Stored data:
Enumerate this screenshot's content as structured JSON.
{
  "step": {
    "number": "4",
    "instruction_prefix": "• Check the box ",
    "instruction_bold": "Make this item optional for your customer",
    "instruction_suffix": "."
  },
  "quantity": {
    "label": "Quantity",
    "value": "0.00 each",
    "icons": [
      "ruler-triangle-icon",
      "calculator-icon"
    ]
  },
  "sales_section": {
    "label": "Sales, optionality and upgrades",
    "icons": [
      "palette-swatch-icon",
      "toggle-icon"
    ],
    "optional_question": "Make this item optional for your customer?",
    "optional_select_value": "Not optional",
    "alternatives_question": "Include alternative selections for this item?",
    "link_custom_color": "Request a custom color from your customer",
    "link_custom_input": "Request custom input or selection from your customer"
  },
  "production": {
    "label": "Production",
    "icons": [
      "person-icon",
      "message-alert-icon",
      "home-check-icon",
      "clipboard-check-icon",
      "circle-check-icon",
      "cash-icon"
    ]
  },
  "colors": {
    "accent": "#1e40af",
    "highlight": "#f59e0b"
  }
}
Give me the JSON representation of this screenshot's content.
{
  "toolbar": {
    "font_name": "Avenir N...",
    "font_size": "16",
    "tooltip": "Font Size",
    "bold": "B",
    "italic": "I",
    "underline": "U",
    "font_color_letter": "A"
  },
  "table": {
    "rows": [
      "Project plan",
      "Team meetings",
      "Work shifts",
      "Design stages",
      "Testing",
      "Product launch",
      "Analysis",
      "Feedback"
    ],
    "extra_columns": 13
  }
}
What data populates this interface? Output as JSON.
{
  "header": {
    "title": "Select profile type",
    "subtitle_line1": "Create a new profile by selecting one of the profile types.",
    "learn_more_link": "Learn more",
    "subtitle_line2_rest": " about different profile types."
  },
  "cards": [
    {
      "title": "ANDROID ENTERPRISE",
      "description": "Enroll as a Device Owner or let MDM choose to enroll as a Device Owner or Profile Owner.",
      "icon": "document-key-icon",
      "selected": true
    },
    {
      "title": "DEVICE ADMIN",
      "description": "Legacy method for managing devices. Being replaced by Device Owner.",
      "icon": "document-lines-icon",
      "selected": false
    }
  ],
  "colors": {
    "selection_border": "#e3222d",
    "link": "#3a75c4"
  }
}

Written request =
Using the listing above, say how many of its lines contain the string "item", giving nothing but the figure.

Result of this exercise =
3